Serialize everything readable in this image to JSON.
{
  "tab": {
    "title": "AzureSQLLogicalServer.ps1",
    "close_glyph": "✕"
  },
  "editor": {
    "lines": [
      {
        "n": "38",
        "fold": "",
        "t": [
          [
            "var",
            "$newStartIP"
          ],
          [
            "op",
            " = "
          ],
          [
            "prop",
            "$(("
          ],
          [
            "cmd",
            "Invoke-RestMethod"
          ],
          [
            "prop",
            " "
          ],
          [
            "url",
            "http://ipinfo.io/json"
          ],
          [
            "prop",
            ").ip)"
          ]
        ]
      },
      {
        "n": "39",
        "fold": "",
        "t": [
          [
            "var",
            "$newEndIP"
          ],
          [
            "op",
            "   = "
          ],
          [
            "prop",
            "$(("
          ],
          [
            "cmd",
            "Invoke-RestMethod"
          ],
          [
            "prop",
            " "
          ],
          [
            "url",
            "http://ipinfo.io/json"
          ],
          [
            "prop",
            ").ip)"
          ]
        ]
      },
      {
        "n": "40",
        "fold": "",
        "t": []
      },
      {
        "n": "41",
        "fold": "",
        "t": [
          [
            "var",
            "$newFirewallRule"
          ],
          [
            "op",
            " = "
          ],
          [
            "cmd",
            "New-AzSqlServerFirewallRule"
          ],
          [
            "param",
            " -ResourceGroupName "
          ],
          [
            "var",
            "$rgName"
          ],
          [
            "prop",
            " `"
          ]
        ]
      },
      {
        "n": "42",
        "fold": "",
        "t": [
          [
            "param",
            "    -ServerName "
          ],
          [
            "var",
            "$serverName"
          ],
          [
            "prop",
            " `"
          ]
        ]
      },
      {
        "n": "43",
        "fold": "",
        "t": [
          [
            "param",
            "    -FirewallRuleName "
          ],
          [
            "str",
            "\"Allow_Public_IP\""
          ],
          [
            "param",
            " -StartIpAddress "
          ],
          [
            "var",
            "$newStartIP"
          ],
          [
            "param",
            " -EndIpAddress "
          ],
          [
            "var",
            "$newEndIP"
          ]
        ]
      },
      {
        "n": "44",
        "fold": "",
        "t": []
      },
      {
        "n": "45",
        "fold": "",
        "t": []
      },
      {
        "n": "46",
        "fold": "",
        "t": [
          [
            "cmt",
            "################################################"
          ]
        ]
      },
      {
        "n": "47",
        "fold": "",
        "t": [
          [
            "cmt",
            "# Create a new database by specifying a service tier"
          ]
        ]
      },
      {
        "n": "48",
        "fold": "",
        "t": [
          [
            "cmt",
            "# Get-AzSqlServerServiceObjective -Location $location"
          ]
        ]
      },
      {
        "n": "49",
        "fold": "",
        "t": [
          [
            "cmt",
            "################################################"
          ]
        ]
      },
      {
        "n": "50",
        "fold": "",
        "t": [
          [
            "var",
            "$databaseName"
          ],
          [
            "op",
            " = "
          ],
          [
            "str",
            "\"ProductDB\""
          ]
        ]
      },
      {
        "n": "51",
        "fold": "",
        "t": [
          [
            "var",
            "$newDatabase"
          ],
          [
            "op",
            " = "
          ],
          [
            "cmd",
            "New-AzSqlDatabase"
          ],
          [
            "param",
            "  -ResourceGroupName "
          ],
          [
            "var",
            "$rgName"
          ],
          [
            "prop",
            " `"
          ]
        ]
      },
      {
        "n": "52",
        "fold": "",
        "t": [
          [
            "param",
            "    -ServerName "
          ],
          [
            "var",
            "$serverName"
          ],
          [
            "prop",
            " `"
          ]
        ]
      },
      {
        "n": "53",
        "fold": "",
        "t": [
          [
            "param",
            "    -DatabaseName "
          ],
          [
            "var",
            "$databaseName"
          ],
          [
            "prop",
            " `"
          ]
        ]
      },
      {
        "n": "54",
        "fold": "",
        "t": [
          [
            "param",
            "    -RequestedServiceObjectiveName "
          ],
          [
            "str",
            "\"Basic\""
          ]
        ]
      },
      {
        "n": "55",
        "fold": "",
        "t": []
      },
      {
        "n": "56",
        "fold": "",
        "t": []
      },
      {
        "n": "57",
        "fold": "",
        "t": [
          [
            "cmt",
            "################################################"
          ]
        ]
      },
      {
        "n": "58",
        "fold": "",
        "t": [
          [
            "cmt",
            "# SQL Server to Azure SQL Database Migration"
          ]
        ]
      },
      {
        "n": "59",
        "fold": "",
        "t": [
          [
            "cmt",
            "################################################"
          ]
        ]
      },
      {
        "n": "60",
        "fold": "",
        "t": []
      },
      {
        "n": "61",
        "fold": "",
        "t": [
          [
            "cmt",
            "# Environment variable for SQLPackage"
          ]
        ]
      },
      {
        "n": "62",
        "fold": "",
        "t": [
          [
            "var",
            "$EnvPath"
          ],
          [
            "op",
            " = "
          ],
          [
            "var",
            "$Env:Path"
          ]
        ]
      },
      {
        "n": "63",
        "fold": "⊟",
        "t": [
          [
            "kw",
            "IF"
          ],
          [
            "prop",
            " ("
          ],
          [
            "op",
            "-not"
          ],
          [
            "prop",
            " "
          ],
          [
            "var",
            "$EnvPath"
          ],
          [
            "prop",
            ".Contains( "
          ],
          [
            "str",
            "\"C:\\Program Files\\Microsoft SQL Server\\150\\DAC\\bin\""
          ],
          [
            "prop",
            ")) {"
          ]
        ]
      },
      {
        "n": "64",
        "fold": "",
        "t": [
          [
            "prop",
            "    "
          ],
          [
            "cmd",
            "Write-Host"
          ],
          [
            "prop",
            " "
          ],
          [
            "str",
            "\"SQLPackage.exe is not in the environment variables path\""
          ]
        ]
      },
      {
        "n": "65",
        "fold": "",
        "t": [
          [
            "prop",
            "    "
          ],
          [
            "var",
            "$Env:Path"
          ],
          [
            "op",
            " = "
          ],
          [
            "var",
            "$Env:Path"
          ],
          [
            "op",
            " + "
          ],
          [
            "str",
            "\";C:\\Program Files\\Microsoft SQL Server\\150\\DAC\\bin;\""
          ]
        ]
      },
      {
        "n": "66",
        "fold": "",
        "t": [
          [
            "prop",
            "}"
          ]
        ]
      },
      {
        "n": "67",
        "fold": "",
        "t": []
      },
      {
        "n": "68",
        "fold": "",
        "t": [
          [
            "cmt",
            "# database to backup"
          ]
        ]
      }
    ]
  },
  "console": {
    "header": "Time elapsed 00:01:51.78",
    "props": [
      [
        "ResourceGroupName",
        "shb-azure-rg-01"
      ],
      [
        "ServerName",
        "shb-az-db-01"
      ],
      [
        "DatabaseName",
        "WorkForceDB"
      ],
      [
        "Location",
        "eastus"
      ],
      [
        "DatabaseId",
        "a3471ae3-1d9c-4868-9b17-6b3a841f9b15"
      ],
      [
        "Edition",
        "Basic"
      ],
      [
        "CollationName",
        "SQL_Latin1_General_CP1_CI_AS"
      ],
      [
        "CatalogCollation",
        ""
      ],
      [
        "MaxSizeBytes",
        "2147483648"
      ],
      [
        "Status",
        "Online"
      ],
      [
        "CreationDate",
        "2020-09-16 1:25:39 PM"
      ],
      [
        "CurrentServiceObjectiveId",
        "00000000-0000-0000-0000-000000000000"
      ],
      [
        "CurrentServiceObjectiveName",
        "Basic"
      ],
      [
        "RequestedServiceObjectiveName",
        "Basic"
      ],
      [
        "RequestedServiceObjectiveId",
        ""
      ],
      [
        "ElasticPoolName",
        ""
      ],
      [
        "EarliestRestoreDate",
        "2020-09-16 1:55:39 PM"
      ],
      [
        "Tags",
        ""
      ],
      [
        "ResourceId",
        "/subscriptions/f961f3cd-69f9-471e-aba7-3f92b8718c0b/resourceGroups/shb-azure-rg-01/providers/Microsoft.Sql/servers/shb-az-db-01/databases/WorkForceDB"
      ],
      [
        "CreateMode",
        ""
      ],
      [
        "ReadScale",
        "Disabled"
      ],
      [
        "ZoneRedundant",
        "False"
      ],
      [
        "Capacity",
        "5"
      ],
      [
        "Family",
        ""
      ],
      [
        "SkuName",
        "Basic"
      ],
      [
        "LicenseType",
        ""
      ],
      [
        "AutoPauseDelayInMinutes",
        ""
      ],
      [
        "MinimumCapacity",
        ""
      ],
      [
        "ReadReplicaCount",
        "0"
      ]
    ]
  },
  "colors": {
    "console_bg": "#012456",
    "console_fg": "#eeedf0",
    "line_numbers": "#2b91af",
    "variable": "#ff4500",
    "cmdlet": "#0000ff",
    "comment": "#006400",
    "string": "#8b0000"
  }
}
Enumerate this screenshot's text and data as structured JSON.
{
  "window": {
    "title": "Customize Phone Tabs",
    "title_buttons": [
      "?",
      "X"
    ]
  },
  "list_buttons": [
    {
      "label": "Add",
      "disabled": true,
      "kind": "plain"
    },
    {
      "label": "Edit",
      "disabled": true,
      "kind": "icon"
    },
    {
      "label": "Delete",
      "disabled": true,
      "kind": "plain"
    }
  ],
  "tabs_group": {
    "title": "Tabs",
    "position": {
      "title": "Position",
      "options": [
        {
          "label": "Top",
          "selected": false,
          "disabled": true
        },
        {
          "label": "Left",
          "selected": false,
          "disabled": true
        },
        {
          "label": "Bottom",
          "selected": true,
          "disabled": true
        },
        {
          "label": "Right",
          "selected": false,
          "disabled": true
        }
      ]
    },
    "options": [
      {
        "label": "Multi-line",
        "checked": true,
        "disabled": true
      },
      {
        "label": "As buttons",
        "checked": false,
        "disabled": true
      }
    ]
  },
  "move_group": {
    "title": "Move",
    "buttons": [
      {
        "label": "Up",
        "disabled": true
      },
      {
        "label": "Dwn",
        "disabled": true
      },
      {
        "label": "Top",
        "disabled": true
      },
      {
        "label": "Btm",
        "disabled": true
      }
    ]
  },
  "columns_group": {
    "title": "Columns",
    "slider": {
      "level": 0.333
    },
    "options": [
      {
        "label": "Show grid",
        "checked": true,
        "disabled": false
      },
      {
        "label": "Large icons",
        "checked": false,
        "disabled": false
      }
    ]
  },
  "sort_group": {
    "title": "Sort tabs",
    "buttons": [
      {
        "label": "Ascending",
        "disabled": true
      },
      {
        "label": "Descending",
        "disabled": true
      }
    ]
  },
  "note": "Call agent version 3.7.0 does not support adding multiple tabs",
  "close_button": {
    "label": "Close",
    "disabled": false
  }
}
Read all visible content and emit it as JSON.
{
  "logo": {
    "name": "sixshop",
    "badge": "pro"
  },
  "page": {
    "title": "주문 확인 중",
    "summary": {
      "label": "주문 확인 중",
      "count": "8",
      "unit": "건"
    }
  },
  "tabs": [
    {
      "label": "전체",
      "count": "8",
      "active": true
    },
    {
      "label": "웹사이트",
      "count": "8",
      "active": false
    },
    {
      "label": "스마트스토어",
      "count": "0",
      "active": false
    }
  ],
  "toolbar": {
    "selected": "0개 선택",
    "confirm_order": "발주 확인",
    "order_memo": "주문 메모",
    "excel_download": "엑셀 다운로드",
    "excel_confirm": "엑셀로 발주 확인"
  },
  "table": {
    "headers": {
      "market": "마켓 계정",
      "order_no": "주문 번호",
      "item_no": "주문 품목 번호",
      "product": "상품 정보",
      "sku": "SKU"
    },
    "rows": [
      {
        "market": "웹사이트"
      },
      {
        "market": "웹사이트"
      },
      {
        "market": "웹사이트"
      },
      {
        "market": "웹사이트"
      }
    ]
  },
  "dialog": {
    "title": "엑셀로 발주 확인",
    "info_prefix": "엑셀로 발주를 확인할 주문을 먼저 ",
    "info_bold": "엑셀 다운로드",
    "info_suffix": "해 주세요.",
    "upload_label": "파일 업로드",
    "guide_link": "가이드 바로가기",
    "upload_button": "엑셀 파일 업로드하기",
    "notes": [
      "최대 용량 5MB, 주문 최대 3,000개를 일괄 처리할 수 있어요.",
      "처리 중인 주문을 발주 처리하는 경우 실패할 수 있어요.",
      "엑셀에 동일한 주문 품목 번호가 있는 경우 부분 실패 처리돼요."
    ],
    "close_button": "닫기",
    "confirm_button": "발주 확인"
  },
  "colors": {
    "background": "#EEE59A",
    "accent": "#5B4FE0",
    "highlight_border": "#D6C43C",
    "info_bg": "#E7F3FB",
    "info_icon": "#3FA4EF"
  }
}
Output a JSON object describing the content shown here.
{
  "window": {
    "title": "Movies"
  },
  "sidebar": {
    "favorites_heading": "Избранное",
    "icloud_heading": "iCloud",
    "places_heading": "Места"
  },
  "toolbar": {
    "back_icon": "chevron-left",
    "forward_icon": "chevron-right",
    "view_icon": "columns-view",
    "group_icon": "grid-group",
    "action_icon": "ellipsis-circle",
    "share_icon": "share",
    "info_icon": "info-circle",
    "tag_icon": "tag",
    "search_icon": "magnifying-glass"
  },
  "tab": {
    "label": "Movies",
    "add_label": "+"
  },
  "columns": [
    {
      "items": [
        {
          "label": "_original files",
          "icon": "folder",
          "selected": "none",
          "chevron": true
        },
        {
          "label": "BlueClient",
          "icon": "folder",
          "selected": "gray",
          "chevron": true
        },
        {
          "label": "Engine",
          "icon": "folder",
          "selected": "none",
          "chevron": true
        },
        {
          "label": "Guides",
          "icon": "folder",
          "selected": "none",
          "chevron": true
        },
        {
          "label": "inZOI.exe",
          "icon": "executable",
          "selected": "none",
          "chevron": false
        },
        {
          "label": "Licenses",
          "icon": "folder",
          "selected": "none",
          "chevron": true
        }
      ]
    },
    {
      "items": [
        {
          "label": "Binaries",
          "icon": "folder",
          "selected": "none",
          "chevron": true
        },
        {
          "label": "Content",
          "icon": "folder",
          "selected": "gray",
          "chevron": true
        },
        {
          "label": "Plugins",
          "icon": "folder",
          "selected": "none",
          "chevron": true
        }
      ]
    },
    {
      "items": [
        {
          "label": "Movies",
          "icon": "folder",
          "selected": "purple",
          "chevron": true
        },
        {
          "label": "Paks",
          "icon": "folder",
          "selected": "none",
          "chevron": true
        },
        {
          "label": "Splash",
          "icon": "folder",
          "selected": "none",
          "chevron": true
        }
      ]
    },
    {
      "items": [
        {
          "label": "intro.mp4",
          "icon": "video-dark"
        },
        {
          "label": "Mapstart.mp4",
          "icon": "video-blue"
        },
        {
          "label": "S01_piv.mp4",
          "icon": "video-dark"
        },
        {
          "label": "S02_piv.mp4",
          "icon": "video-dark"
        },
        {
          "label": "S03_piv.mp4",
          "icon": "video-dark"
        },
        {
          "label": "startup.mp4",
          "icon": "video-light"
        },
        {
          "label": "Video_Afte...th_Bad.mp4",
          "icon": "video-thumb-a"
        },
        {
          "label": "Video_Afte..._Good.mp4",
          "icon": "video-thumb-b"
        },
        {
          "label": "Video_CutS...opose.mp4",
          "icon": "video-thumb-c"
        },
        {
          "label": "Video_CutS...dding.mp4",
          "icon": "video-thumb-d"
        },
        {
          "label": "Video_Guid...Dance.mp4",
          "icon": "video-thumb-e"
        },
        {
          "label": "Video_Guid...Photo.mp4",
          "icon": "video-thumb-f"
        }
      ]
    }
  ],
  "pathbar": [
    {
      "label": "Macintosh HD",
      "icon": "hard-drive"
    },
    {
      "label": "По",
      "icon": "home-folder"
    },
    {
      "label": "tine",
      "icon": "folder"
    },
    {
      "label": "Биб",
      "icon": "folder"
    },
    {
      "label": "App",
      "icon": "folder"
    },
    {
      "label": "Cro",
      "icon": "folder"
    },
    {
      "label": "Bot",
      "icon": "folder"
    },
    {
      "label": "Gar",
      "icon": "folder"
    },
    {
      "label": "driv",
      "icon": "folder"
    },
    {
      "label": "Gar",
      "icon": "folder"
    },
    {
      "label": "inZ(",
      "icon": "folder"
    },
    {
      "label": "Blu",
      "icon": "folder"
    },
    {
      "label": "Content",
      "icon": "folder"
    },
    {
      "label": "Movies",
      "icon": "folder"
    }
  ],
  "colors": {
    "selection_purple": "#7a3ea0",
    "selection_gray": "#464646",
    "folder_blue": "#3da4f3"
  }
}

####

» Set exercise
From the data above, work out how many lines hold "Movies". Answer with the number alone.

» Result of the exercise
4